> Given problem:
What is the number of lines containing the word "JSON"? Please answer with that number and nothing more.

> Exercise inputs:

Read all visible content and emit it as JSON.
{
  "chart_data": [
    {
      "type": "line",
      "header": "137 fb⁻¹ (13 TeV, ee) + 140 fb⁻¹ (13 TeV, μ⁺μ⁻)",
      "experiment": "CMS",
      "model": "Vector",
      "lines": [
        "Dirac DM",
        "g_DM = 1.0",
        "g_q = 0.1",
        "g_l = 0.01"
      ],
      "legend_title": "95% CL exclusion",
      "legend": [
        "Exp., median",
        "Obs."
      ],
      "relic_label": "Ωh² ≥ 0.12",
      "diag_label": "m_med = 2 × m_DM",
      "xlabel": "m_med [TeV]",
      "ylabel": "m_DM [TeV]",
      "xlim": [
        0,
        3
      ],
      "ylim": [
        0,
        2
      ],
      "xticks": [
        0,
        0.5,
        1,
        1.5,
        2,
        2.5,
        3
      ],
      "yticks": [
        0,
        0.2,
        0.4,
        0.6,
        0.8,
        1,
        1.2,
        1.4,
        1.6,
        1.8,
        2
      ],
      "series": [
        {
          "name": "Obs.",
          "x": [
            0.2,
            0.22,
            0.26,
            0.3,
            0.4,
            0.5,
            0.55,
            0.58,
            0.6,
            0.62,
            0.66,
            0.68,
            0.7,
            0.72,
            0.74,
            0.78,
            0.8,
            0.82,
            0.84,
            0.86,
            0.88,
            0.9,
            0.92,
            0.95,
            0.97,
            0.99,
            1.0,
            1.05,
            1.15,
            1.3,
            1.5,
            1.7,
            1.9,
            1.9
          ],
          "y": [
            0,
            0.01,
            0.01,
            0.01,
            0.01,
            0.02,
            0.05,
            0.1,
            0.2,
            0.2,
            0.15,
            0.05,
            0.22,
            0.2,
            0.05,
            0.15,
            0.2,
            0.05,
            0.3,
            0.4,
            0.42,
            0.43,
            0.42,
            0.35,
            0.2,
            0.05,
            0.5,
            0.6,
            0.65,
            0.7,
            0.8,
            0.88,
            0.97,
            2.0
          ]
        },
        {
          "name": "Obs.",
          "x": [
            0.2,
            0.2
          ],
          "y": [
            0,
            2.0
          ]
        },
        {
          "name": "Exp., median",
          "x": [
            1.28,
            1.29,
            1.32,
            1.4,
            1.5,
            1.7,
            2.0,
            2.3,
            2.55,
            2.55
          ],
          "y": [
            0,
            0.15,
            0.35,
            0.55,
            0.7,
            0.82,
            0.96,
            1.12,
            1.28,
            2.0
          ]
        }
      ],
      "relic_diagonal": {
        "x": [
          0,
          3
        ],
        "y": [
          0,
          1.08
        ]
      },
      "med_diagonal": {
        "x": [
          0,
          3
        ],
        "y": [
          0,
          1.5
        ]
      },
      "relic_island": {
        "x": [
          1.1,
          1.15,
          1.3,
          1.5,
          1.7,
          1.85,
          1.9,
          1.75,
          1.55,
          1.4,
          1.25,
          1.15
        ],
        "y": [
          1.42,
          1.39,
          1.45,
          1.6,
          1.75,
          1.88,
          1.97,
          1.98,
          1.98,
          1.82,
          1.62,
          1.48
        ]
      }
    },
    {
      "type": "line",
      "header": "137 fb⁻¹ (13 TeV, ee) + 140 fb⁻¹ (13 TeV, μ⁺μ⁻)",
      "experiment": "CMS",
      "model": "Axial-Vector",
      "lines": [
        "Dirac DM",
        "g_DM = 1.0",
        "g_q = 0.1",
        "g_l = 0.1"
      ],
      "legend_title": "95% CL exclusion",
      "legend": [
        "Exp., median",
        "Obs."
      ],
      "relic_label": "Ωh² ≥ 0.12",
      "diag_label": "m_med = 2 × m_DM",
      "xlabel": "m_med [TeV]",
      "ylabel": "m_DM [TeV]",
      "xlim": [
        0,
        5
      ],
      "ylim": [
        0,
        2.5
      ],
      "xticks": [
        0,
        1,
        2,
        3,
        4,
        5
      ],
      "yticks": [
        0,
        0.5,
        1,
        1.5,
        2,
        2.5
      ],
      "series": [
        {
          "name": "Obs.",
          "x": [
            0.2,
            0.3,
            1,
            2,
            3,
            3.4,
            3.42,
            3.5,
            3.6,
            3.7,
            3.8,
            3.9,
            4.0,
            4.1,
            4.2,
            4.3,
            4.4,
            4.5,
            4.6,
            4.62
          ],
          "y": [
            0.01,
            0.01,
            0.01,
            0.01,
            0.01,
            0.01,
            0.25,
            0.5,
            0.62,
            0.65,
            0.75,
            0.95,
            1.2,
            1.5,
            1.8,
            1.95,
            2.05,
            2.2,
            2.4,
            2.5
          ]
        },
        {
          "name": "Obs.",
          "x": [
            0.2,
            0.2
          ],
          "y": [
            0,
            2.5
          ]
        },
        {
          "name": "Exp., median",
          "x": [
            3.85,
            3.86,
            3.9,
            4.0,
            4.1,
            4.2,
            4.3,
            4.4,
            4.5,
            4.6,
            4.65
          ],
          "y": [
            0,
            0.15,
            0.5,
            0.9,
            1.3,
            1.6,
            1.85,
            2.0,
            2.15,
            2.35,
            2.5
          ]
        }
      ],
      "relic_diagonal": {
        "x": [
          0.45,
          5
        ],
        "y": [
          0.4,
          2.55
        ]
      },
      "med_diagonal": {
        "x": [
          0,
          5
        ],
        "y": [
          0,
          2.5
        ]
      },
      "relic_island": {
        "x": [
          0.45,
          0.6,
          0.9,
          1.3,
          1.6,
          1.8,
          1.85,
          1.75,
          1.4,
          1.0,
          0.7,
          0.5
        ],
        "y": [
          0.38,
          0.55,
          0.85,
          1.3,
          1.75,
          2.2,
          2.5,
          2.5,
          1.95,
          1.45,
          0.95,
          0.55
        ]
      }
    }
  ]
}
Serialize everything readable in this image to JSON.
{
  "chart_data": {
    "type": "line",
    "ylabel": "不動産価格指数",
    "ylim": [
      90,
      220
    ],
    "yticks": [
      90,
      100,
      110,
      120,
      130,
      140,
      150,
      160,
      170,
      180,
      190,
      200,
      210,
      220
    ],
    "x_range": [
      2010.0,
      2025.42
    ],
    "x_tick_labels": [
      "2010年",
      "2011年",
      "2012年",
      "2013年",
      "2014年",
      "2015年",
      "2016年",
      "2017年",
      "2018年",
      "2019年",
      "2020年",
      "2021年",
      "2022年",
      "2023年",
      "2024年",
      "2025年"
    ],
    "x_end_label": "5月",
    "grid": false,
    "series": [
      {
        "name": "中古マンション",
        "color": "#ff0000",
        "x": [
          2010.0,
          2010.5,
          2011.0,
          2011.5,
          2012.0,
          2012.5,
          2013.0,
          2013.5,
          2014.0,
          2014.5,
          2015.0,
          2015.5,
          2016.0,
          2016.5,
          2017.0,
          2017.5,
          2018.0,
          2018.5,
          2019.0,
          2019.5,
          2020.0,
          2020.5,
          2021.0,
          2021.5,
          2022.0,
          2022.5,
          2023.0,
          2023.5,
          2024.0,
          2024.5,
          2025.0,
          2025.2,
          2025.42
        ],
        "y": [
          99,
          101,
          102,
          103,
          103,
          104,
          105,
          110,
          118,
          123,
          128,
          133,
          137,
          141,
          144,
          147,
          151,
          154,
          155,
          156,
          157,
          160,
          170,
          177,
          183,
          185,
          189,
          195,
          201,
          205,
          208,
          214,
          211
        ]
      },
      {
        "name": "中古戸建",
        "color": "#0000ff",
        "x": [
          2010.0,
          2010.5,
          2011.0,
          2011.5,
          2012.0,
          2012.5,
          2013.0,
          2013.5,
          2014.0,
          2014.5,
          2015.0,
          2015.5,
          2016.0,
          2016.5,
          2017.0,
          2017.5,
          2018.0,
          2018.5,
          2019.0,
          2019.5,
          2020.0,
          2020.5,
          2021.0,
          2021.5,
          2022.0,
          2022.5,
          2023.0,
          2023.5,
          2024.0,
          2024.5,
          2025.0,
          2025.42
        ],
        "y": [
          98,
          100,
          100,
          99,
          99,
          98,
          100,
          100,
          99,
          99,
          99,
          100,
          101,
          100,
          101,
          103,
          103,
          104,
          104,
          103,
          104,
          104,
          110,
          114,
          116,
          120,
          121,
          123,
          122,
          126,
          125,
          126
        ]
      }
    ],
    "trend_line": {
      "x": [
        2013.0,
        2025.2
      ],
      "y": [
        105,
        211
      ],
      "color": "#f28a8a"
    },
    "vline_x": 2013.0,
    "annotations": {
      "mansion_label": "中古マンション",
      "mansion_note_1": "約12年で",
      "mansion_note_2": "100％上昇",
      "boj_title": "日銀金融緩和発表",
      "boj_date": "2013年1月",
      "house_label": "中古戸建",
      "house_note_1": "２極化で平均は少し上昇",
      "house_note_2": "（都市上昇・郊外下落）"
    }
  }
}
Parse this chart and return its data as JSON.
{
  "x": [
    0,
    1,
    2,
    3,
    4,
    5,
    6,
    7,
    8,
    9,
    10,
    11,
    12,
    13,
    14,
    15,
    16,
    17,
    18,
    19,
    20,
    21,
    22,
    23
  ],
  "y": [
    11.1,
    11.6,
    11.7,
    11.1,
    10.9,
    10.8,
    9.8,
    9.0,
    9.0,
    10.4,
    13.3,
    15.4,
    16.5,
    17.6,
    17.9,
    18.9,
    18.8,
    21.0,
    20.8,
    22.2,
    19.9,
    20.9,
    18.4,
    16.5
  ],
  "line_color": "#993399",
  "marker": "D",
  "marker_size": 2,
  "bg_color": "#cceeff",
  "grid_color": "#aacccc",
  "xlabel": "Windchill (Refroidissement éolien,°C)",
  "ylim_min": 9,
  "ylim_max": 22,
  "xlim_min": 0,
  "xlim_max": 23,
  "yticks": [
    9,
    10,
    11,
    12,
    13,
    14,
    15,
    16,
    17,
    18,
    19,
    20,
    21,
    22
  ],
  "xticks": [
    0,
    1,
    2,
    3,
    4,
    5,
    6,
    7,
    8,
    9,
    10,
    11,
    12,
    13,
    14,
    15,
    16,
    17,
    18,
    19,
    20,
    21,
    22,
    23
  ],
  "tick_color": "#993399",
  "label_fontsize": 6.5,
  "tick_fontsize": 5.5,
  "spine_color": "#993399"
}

> Finished exercise:
3